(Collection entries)

▬▬▬▬▬▬▬▬▬▬

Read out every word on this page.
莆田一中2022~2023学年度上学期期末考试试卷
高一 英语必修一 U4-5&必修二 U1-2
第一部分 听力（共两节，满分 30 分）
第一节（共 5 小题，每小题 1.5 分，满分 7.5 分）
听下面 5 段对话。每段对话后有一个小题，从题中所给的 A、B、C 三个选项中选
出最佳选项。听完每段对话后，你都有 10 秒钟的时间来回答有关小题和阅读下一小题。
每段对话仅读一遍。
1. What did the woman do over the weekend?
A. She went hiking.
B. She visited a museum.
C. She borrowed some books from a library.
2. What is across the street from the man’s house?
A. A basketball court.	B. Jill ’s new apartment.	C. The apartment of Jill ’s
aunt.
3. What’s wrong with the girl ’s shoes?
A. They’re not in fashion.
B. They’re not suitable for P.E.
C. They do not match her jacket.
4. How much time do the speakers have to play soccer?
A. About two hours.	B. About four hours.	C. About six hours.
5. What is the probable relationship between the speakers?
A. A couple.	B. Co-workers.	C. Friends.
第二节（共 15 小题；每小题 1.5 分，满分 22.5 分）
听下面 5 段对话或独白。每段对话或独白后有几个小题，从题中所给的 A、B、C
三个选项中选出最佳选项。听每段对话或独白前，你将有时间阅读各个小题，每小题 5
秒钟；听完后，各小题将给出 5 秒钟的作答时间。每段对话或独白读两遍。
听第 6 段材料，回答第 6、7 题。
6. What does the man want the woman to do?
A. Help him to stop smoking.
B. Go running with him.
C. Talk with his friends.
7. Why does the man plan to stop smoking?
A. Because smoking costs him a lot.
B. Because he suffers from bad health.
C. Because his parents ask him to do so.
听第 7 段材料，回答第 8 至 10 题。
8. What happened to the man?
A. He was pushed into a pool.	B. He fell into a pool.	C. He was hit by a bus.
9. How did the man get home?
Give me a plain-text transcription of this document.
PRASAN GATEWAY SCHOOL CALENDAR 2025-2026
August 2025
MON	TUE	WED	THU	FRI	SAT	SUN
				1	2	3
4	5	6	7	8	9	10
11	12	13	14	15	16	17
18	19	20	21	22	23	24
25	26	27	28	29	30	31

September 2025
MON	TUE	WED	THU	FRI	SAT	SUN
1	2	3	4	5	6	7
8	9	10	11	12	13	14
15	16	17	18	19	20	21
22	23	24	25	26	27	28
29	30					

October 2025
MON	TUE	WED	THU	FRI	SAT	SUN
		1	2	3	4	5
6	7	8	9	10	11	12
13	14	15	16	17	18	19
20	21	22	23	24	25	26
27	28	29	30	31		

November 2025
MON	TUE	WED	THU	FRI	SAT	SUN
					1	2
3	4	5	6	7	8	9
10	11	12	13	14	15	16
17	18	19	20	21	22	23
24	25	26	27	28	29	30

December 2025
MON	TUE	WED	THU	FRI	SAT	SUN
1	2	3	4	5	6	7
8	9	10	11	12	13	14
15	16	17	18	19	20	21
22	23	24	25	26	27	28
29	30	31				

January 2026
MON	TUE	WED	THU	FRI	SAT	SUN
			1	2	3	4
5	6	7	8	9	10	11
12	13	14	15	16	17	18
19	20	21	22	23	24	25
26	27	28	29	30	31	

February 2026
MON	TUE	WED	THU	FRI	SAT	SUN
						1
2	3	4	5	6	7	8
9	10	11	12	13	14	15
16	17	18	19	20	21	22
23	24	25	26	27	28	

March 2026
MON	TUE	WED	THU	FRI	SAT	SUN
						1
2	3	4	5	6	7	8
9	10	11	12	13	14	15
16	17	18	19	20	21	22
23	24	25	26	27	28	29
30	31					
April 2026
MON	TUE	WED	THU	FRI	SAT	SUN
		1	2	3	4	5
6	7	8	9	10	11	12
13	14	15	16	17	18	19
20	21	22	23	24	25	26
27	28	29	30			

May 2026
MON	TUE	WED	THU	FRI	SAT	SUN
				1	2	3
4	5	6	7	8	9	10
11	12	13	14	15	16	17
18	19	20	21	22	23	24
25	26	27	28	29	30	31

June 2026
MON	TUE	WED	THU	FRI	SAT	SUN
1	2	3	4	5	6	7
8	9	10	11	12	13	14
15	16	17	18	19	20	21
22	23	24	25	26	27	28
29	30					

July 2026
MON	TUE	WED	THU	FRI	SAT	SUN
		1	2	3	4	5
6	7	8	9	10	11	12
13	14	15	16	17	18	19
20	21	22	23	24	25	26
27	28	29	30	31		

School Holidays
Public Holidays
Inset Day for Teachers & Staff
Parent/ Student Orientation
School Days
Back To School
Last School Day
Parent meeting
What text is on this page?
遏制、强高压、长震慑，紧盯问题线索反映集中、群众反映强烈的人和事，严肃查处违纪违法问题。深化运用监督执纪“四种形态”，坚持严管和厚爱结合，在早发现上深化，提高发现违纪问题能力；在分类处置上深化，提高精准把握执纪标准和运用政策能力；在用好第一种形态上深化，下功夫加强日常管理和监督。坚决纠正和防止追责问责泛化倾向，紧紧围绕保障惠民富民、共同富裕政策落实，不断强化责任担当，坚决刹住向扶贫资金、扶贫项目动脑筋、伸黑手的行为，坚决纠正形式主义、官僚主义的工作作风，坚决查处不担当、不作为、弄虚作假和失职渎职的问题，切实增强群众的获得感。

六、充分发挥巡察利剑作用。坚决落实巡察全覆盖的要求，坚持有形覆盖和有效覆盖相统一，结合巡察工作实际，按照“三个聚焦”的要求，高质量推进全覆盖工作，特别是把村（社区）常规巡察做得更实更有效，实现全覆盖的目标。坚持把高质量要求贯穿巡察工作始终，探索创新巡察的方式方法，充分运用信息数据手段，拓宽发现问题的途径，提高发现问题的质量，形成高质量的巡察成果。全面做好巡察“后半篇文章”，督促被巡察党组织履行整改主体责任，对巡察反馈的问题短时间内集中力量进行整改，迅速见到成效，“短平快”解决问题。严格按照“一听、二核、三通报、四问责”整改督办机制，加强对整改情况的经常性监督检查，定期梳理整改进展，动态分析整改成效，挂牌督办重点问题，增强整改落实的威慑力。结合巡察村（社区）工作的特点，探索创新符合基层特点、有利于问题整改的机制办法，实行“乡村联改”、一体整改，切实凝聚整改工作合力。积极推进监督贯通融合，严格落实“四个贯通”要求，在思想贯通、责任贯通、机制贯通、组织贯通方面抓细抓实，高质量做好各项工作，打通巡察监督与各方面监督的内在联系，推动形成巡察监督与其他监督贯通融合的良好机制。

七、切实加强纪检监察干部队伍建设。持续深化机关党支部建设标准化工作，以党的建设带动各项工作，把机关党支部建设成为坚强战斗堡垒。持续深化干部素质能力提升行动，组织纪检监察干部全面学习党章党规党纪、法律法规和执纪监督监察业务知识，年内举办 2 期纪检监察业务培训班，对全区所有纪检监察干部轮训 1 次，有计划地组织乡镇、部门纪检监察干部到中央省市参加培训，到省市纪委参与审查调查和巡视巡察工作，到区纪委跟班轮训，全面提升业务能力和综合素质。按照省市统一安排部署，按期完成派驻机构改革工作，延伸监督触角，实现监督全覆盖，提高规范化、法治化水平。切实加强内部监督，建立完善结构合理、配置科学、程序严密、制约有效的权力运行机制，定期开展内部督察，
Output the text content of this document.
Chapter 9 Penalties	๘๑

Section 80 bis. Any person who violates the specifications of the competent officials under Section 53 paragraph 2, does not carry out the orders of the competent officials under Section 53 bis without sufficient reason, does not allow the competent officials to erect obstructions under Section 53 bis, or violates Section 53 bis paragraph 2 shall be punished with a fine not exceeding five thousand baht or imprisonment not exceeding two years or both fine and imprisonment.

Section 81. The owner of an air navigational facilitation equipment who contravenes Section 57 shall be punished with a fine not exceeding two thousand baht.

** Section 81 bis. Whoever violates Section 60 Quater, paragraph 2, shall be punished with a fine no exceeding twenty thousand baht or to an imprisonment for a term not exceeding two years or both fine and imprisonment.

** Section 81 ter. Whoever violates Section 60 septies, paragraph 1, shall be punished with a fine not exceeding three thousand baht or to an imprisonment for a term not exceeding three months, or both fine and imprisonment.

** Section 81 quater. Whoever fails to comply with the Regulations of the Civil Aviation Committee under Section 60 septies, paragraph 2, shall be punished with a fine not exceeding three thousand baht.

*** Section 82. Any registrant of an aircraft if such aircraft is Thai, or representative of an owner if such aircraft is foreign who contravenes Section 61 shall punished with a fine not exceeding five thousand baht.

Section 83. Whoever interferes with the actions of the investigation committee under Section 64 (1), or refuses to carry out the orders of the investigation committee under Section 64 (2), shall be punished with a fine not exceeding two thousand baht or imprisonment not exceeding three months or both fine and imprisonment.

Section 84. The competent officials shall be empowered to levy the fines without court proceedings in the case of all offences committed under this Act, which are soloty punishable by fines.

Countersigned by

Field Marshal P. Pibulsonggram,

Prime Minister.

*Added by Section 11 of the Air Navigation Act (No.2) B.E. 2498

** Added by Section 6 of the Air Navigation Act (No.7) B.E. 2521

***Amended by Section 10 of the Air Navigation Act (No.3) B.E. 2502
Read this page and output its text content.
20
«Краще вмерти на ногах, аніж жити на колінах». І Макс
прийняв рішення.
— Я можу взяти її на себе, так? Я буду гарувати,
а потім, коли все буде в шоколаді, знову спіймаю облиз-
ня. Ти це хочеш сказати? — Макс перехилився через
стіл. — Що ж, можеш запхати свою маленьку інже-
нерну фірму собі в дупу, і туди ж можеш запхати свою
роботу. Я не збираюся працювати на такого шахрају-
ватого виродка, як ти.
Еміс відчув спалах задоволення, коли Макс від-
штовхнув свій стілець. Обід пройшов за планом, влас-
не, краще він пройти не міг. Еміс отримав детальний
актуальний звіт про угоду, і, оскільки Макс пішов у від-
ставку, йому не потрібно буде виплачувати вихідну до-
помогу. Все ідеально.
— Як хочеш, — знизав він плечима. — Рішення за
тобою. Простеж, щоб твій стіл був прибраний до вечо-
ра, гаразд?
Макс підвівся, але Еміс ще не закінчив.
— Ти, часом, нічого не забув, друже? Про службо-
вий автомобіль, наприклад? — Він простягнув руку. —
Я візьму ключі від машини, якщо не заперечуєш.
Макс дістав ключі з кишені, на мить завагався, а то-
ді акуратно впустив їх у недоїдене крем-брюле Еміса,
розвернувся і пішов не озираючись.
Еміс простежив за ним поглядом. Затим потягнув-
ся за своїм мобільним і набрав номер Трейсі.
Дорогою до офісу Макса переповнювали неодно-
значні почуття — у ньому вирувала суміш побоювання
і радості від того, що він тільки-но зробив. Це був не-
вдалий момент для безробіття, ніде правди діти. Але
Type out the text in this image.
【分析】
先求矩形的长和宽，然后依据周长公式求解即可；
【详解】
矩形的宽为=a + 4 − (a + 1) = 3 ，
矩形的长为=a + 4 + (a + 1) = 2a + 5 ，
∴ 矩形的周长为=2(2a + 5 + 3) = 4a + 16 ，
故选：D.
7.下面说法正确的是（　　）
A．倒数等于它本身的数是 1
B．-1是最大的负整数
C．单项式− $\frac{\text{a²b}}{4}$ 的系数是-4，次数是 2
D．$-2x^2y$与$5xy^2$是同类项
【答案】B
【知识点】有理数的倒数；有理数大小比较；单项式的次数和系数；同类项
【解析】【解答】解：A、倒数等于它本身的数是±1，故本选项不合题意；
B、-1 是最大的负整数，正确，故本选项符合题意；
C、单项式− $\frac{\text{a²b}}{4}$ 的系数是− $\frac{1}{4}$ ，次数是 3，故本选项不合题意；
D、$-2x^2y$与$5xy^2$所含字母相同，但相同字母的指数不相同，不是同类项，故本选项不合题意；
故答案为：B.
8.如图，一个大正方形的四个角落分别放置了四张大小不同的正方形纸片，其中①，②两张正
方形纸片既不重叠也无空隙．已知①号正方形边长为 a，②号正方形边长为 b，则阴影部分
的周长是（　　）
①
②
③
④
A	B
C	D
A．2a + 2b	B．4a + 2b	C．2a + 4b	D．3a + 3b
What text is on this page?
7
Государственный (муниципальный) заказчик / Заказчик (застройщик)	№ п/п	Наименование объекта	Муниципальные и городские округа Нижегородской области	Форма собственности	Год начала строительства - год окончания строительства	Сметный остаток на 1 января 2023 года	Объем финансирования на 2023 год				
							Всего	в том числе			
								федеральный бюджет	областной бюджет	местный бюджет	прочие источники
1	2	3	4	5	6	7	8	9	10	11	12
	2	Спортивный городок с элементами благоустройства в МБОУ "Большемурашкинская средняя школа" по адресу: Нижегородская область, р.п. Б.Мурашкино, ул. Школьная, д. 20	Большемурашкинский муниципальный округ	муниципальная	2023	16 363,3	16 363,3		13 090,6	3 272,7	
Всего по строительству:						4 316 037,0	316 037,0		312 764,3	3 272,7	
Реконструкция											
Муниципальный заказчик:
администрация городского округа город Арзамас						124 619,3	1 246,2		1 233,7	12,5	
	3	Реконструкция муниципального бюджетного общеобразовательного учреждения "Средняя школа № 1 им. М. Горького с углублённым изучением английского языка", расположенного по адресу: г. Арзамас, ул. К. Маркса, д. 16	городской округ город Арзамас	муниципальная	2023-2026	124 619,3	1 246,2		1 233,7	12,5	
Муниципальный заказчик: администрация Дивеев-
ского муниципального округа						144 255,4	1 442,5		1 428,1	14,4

▬▬▬▬▬▬▬▬▬▬

TASK INSTRUCTIONS: Each line in the listing above that contains "хочеш" should be copied.

FULL SOLUTION:
ня. Ти це хочеш сказати? — Макс перехилився через
— Як хочеш, — знизав він плечима. — Рішення за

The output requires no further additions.